## Start DATA ENTRIES

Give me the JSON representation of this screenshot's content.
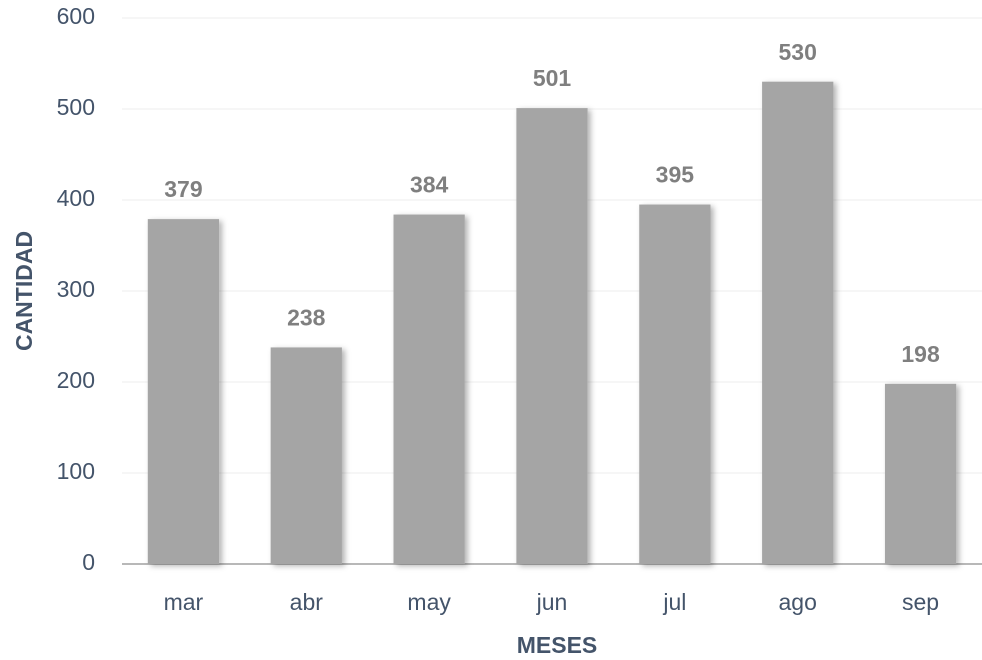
{
  "chart_data": {
    "type": "bar",
    "x_label": "MESES",
    "y_label": "CANTIDAD",
    "categories": [
      "mar",
      "abr",
      "may",
      "jun",
      "jul",
      "ago",
      "sep"
    ],
    "values": [
      379,
      238,
      384,
      501,
      395,
      530,
      198
    ],
    "color": "#a5a5a5",
    "ylim": [
      0,
      600
    ],
    "yticks": [
      0,
      100,
      200,
      300,
      400,
      500,
      600
    ],
    "grid": true
  }
}
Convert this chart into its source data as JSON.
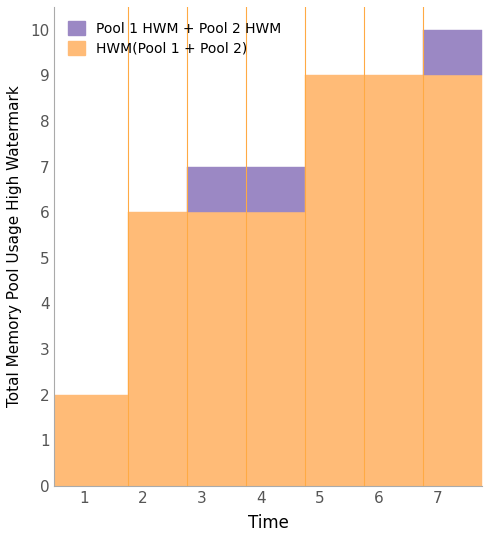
{
  "title": "",
  "xlabel": "Time",
  "ylabel": "Total Memory Pool Usage High Watermark",
  "xlim": [
    0.5,
    7.75
  ],
  "ylim": [
    0,
    10.5
  ],
  "xticks": [
    1,
    2,
    3,
    4,
    5,
    6,
    7
  ],
  "yticks": [
    0,
    1,
    2,
    3,
    4,
    5,
    6,
    7,
    8,
    9,
    10
  ],
  "background_color": "#ffffff",
  "bar_color_orange": "#FFBB77",
  "bar_color_purple": "#9B88C4",
  "legend_label_purple": "Pool 1 HWM + Pool 2 HWM",
  "legend_label_orange": "HWM(Pool 1 + Pool 2)",
  "bars": [
    {
      "x_start": 0.5,
      "x_end": 1.75,
      "orange_height": 2,
      "purple_height": 0
    },
    {
      "x_start": 1.75,
      "x_end": 2.75,
      "orange_height": 6,
      "purple_height": 0
    },
    {
      "x_start": 2.75,
      "x_end": 3.75,
      "orange_height": 6,
      "purple_height": 1
    },
    {
      "x_start": 3.75,
      "x_end": 4.75,
      "orange_height": 6,
      "purple_height": 1
    },
    {
      "x_start": 4.75,
      "x_end": 5.75,
      "orange_height": 9,
      "purple_height": 0
    },
    {
      "x_start": 5.75,
      "x_end": 6.75,
      "orange_height": 9,
      "purple_height": 0
    },
    {
      "x_start": 6.75,
      "x_end": 7.75,
      "orange_height": 9,
      "purple_height": 1
    }
  ],
  "divider_color": "#FFAA44",
  "divider_linewidth": 0.8
}
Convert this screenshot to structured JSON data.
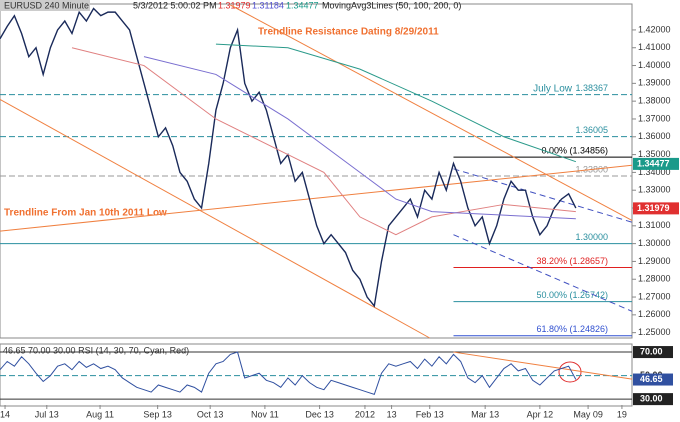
{
  "chart_data": {
    "type": "line",
    "header": {
      "instrument": "EURUSD 240 Minute",
      "time": "5/3/2012 5:00:02 PM",
      "price1": "1.31979",
      "price2": "1.31184",
      "price3": "1.34477",
      "indicator": "MovingAvg3Lines (50, 100, 200, 0)"
    },
    "annotations": [
      "Trendline Resistance Dating 8/29/2011",
      "Trendline From Jan 10th 2011 Low"
    ],
    "x": [
      0,
      1,
      2,
      3,
      4,
      5,
      6,
      7,
      8,
      9,
      10,
      11,
      12,
      13,
      14,
      15,
      16,
      17,
      18,
      19,
      20,
      21,
      22,
      23,
      24,
      25,
      26,
      27,
      28,
      29,
      30,
      31,
      32,
      33,
      34,
      35,
      36,
      37,
      38,
      39,
      40,
      41,
      42,
      43,
      44,
      45,
      46,
      47,
      48,
      49,
      50,
      51,
      52,
      53,
      54,
      55,
      56,
      57,
      58,
      59,
      60,
      61,
      62,
      63,
      64,
      65,
      66,
      67,
      68,
      69,
      70,
      71,
      72,
      73,
      74,
      75,
      76,
      77,
      78,
      79,
      80
    ],
    "xlim": [
      0,
      87.8
    ],
    "xticks": [
      {
        "value": 0.7,
        "label": "14"
      },
      {
        "value": 6.5,
        "label": "Jul 13"
      },
      {
        "value": 13.9,
        "label": "Aug 11"
      },
      {
        "value": 21.9,
        "label": "Sep 13"
      },
      {
        "value": 29.2,
        "label": "Oct 13"
      },
      {
        "value": 36.8,
        "label": "Nov 11"
      },
      {
        "value": 44.4,
        "label": "Dec 13"
      },
      {
        "value": 50.7,
        "label": "2012"
      },
      {
        "value": 54.4,
        "label": "13"
      },
      {
        "value": 59.7,
        "label": "Feb 13"
      },
      {
        "value": 67.4,
        "label": "Mar 13"
      },
      {
        "value": 75.0,
        "label": "Apr 12"
      },
      {
        "value": 81.7,
        "label": "May 09"
      },
      {
        "value": 86.4,
        "label": "19"
      }
    ],
    "ylim": [
      1.247,
      1.434
    ],
    "yticks": [
      {
        "value": 1.25,
        "label": "1.25000"
      },
      {
        "value": 1.26,
        "label": "1.26000"
      },
      {
        "value": 1.27,
        "label": "1.27000"
      },
      {
        "value": 1.28,
        "label": "1.28000"
      },
      {
        "value": 1.29,
        "label": "1.29000"
      },
      {
        "value": 1.3,
        "label": "1.30000"
      },
      {
        "value": 1.31,
        "label": "1.31000"
      },
      {
        "value": 1.32,
        "label": "1.32000"
      },
      {
        "value": 1.33,
        "label": "1.33000"
      },
      {
        "value": 1.34,
        "label": "1.34000"
      },
      {
        "value": 1.35,
        "label": "1.35000"
      },
      {
        "value": 1.36,
        "label": "1.36000"
      },
      {
        "value": 1.37,
        "label": "1.37000"
      },
      {
        "value": 1.38,
        "label": "1.38000"
      },
      {
        "value": 1.39,
        "label": "1.39000"
      },
      {
        "value": 1.4,
        "label": "1.40000"
      },
      {
        "value": 1.41,
        "label": "1.41000"
      },
      {
        "value": 1.42,
        "label": "1.42000"
      }
    ],
    "series": [
      {
        "name": "EURUSD",
        "color": "#1a2a5a",
        "values": [
          1.415,
          1.422,
          1.428,
          1.418,
          1.405,
          1.41,
          1.395,
          1.41,
          1.42,
          1.425,
          1.418,
          1.43,
          1.425,
          1.432,
          1.428,
          1.43,
          1.43,
          1.425,
          1.42,
          1.405,
          1.39,
          1.375,
          1.36,
          1.365,
          1.355,
          1.34,
          1.335,
          1.325,
          1.32,
          1.345,
          1.375,
          1.39,
          1.41,
          1.42,
          1.39,
          1.38,
          1.385,
          1.375,
          1.36,
          1.345,
          1.35,
          1.335,
          1.34,
          1.325,
          1.31,
          1.3,
          1.305,
          1.3,
          1.295,
          1.285,
          1.28,
          1.27,
          1.265,
          1.29,
          1.31,
          1.315,
          1.32,
          1.325,
          1.315,
          1.33,
          1.325,
          1.34,
          1.33,
          1.345,
          1.335,
          1.32,
          1.31,
          1.315,
          1.3,
          1.31,
          1.325,
          1.335,
          1.33,
          1.33,
          1.315,
          1.305,
          1.31,
          1.32,
          1.325,
          1.328,
          1.32
        ]
      },
      {
        "name": "MA 50",
        "color": "#e08080",
        "x": [
          10,
          20,
          30,
          40,
          45,
          50,
          55,
          60,
          70,
          80
        ],
        "values": [
          1.41,
          1.4,
          1.37,
          1.35,
          1.34,
          1.315,
          1.305,
          1.315,
          1.322,
          1.318
        ]
      },
      {
        "name": "MA 100",
        "color": "#7a6fd0",
        "x": [
          20,
          30,
          40,
          50,
          55,
          60,
          70,
          80
        ],
        "values": [
          1.405,
          1.395,
          1.37,
          1.34,
          1.325,
          1.318,
          1.316,
          1.314
        ]
      },
      {
        "name": "MA 200",
        "color": "#2a9a8a",
        "x": [
          30,
          40,
          50,
          60,
          70,
          80
        ],
        "values": [
          1.412,
          1.41,
          1.398,
          1.38,
          1.36,
          1.346
        ]
      }
    ],
    "levels": [
      {
        "value": 1.38367,
        "label": "1.38367",
        "note": "July Low",
        "color": "#2a8f9f",
        "dash": true,
        "x_start": 0
      },
      {
        "value": 1.36005,
        "label": "1.36005",
        "color": "#2a8f9f",
        "dash": true,
        "x_start": 0
      },
      {
        "value": 1.34856,
        "label": "0.00% (1.34856)",
        "color": "#000000",
        "dash": false,
        "x_start": 63
      },
      {
        "value": 1.338,
        "label": "1.33800",
        "color": "#999999",
        "dash": true,
        "x_start": 0
      },
      {
        "value": 1.3,
        "label": "1.30000",
        "color": "#2a8f9f",
        "dash": false,
        "x_start": 0
      },
      {
        "value": 1.28657,
        "label": "38.20% (1.28657)",
        "color": "#e02020",
        "dash": false,
        "x_start": 63
      },
      {
        "value": 1.26742,
        "label": "50.00% (1.26742)",
        "color": "#2a8f9f",
        "dash": false,
        "x_start": 63
      },
      {
        "value": 1.24826,
        "label": "61.80% (1.24826)",
        "color": "#3050d0",
        "dash": false,
        "x_start": 63
      }
    ],
    "trendlines": [
      {
        "color": "#f08040",
        "points": [
          [
            32,
            1.434
          ],
          [
            87.8,
            1.313
          ]
        ]
      },
      {
        "color": "#f08040",
        "points": [
          [
            0,
            1.307
          ],
          [
            87.8,
            1.344
          ]
        ]
      },
      {
        "color": "#f08040",
        "points": [
          [
            0,
            1.381
          ],
          [
            59.7,
            1.247
          ]
        ]
      },
      {
        "color": "#4050c0",
        "dash": true,
        "points": [
          [
            63,
            1.342
          ],
          [
            87.8,
            1.312
          ]
        ]
      },
      {
        "color": "#4050c0",
        "dash": true,
        "points": [
          [
            63,
            1.305
          ],
          [
            87.8,
            1.262
          ]
        ]
      }
    ],
    "price_tags": [
      {
        "value": 1.34477,
        "label": "1.34477",
        "color": "#1a9a8a"
      },
      {
        "value": 1.31979,
        "label": "1.31979",
        "color": "#e03030"
      }
    ],
    "rsi": {
      "header": "46.65 70.00 30.00 RSI (14, 30, 70, Cyan, Red)",
      "color": "#3050a0",
      "values": [
        55,
        62,
        58,
        66,
        60,
        52,
        45,
        50,
        58,
        60,
        55,
        62,
        57,
        60,
        56,
        58,
        55,
        48,
        44,
        40,
        38,
        36,
        42,
        40,
        38,
        36,
        42,
        40,
        36,
        52,
        60,
        62,
        68,
        70,
        48,
        50,
        52,
        46,
        44,
        40,
        48,
        42,
        50,
        44,
        40,
        38,
        46,
        44,
        42,
        40,
        38,
        36,
        34,
        52,
        60,
        58,
        60,
        62,
        56,
        64,
        58,
        66,
        60,
        68,
        62,
        48,
        44,
        50,
        40,
        48,
        56,
        60,
        54,
        56,
        46,
        42,
        48,
        54,
        56,
        58,
        46.65
      ],
      "ylim": [
        25,
        76
      ],
      "yticks": [
        {
          "value": 30,
          "label": "30.00"
        },
        {
          "value": 50,
          "label": "50.00"
        },
        {
          "value": 70,
          "label": "70.00"
        }
      ],
      "last_label": "46.65",
      "trendline": {
        "color": "#f08040",
        "points": [
          [
            63,
            70
          ],
          [
            87.8,
            47
          ]
        ]
      }
    }
  }
}
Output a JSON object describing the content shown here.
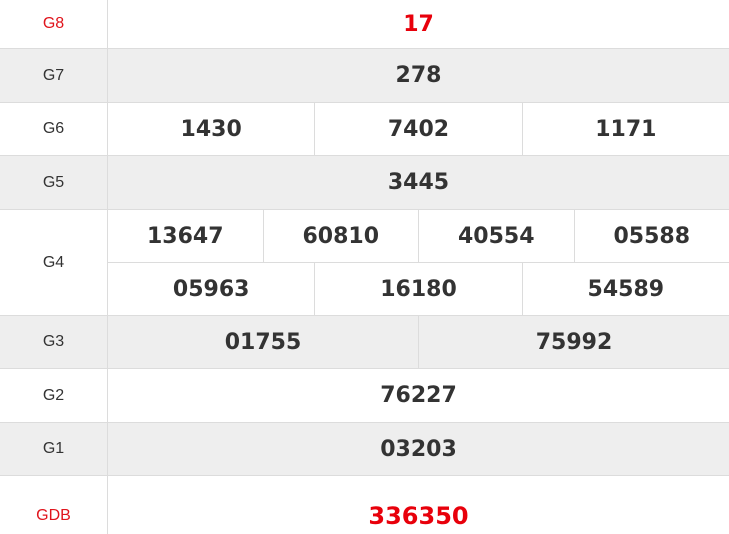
{
  "colors": {
    "special": "#e8000b",
    "label_special": "#e0141c",
    "text": "#333333",
    "alt_row": "#eeeeee"
  },
  "prizes": [
    {
      "label": "G8",
      "numbers": [
        "17"
      ]
    },
    {
      "label": "G7",
      "numbers": [
        "278"
      ]
    },
    {
      "label": "G6",
      "numbers": [
        "1430",
        "7402",
        "1171"
      ]
    },
    {
      "label": "G5",
      "numbers": [
        "3445"
      ]
    },
    {
      "label": "G4",
      "numbers": [
        "13647",
        "60810",
        "40554",
        "05588",
        "05963",
        "16180",
        "54589"
      ]
    },
    {
      "label": "G3",
      "numbers": [
        "01755",
        "75992"
      ]
    },
    {
      "label": "G2",
      "numbers": [
        "76227"
      ]
    },
    {
      "label": "G1",
      "numbers": [
        "03203"
      ]
    },
    {
      "label": "GDB",
      "numbers": [
        "336350"
      ]
    }
  ]
}
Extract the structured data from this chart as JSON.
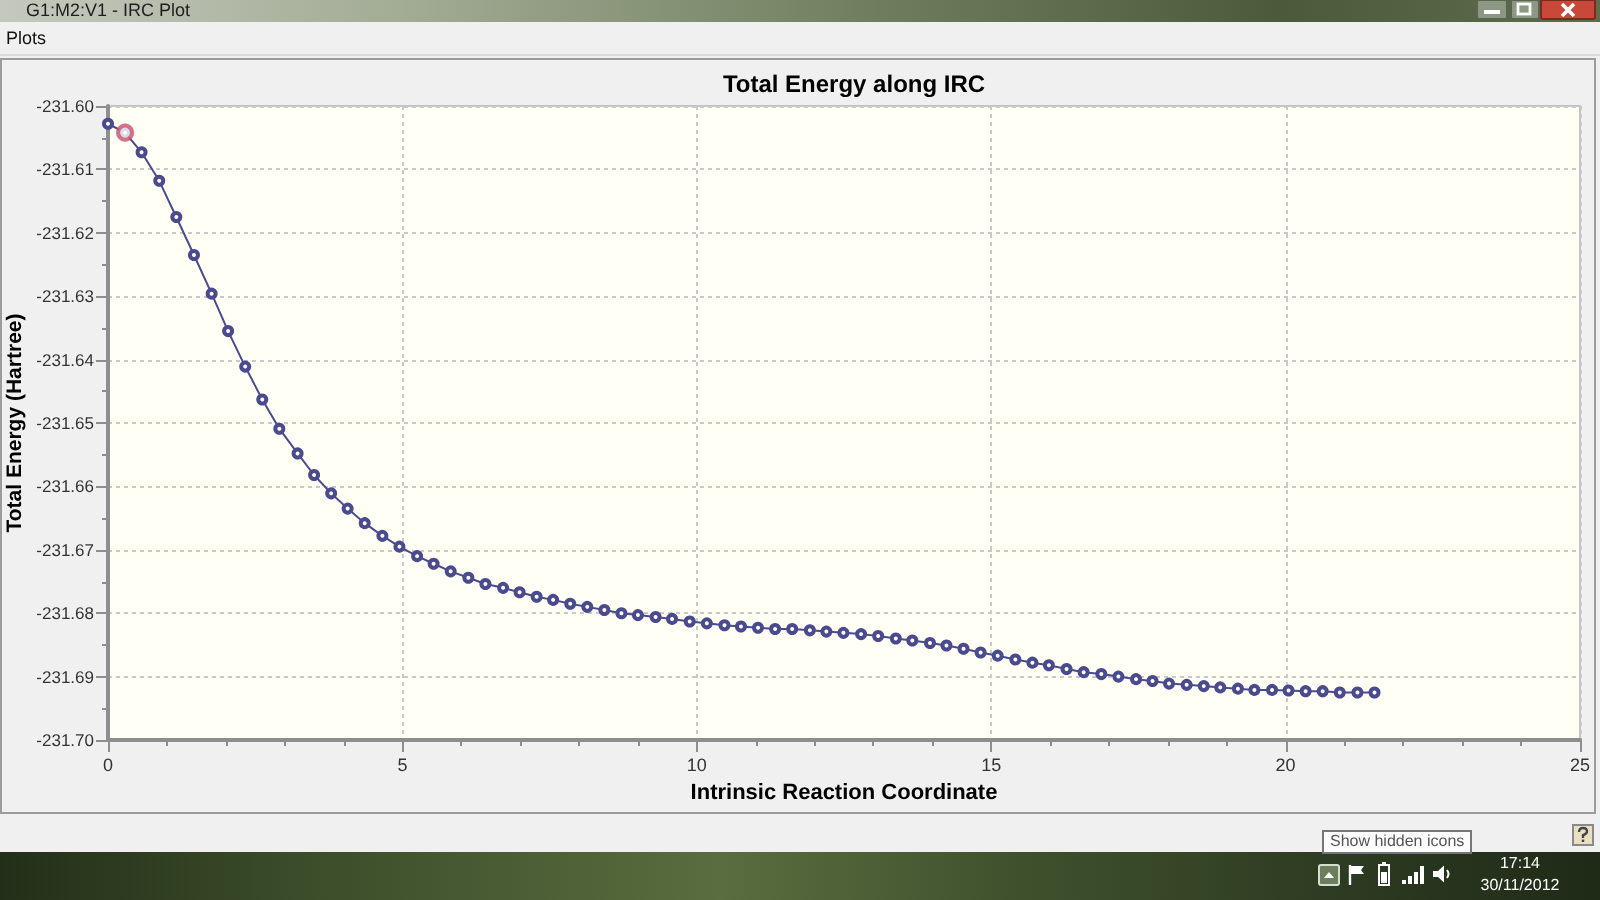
{
  "chart_data": {
    "type": "line",
    "title": "Total Energy along IRC",
    "xlabel": "Intrinsic Reaction Coordinate",
    "ylabel": "Total Energy (Hartree)",
    "x": [
      0,
      0.29,
      0.57,
      0.87,
      1.16,
      1.46,
      1.76,
      2.04,
      2.33,
      2.62,
      2.91,
      3.22,
      3.5,
      3.79,
      4.07,
      4.36,
      4.66,
      4.95,
      5.25,
      5.53,
      5.82,
      6.12,
      6.41,
      6.71,
      6.99,
      7.28,
      7.56,
      7.85,
      8.14,
      8.43,
      8.72,
      9.0,
      9.3,
      9.58,
      9.88,
      10.17,
      10.47,
      10.75,
      11.04,
      11.33,
      11.62,
      11.92,
      12.2,
      12.49,
      12.79,
      13.08,
      13.38,
      13.66,
      13.96,
      14.24,
      14.53,
      14.82,
      15.11,
      15.41,
      15.7,
      15.98,
      16.28,
      16.57,
      16.87,
      17.16,
      17.46,
      17.74,
      18.02,
      18.32,
      18.61,
      18.89,
      19.19,
      19.47,
      19.77,
      20.05,
      20.34,
      20.63,
      20.92,
      21.22,
      21.51
    ],
    "series": [
      {
        "color": "#4a4a8e",
        "values": [
          -231.6028,
          -231.6042,
          -231.6073,
          -231.6118,
          -231.6175,
          -231.6235,
          -231.6296,
          -231.6355,
          -231.6411,
          -231.6463,
          -231.6509,
          -231.6548,
          -231.6582,
          -231.6611,
          -231.6635,
          -231.6658,
          -231.6678,
          -231.6695,
          -231.671,
          -231.6722,
          -231.6734,
          -231.6744,
          -231.6754,
          -231.676,
          -231.6767,
          -231.6774,
          -231.6779,
          -231.6785,
          -231.679,
          -231.6795,
          -231.68,
          -231.6803,
          -231.6806,
          -231.6809,
          -231.6813,
          -231.6816,
          -231.6819,
          -231.6821,
          -231.6823,
          -231.6825,
          -231.6825,
          -231.6827,
          -231.6829,
          -231.6831,
          -231.6833,
          -231.6836,
          -231.684,
          -231.6843,
          -231.6847,
          -231.6851,
          -231.6856,
          -231.6862,
          -231.6867,
          -231.6873,
          -231.6878,
          -231.6882,
          -231.6888,
          -231.6893,
          -231.6896,
          -231.69,
          -231.6904,
          -231.6907,
          -231.6911,
          -231.6913,
          -231.6915,
          -231.6917,
          -231.6919,
          -231.6921,
          -231.6921,
          -231.6922,
          -231.6923,
          -231.6923,
          -231.6925,
          -231.6925,
          -231.6925
        ]
      },
      {
        "type": "scatter",
        "color": "#c8506e",
        "x": [
          0.29
        ],
        "values": [
          -231.6042
        ]
      }
    ],
    "xlim": [
      0,
      25
    ],
    "ylim": [
      -231.7,
      -231.6
    ],
    "xticks": [
      0,
      {
        "value": 1,
        "label": null
      },
      {
        "value": 2,
        "label": null
      },
      {
        "value": 3,
        "label": null
      },
      {
        "value": 4,
        "label": null
      },
      5,
      {
        "value": 6,
        "label": null
      },
      {
        "value": 7,
        "label": null
      },
      {
        "value": 8,
        "label": null
      },
      {
        "value": 9,
        "label": null
      },
      10,
      {
        "value": 11,
        "label": null
      },
      {
        "value": 12,
        "label": null
      },
      {
        "value": 13,
        "label": null
      },
      {
        "value": 14,
        "label": null
      },
      15,
      {
        "value": 16,
        "label": null
      },
      {
        "value": 17,
        "label": null
      },
      {
        "value": 18,
        "label": null
      },
      {
        "value": 19,
        "label": null
      },
      20,
      {
        "value": 21,
        "label": null
      },
      {
        "value": 22,
        "label": null
      },
      {
        "value": 23,
        "label": null
      },
      {
        "value": 24,
        "label": null
      },
      25
    ],
    "yticks": [
      {
        "value": -231.7,
        "label": "-231.70"
      },
      {
        "value": -231.695,
        "label": null
      },
      -231.69,
      {
        "value": -231.685,
        "label": null
      },
      -231.68,
      {
        "value": -231.675,
        "label": null
      },
      -231.67,
      {
        "value": -231.665,
        "label": null
      },
      -231.66,
      {
        "value": -231.655,
        "label": null
      },
      -231.65,
      {
        "value": -231.645,
        "label": null
      },
      -231.64,
      {
        "value": -231.635,
        "label": null
      },
      -231.63,
      {
        "value": -231.625,
        "label": null
      },
      -231.62,
      {
        "value": -231.615,
        "label": null
      },
      -231.61,
      {
        "value": -231.605,
        "label": null
      },
      {
        "value": -231.6,
        "label": "-231.60"
      }
    ],
    "grid": true,
    "marker": "circle",
    "line_style": "solid",
    "annotations": [
      "G1:M2:V1 - IRC Plot",
      "Plots",
      "Show hidden icons",
      "17:14",
      "30/11/2012"
    ]
  }
}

## End DATA ENTRIES

SET TASK – Across the records, count the lines holding the string "name". Give the number and stop.

FINAL ANSWER – 4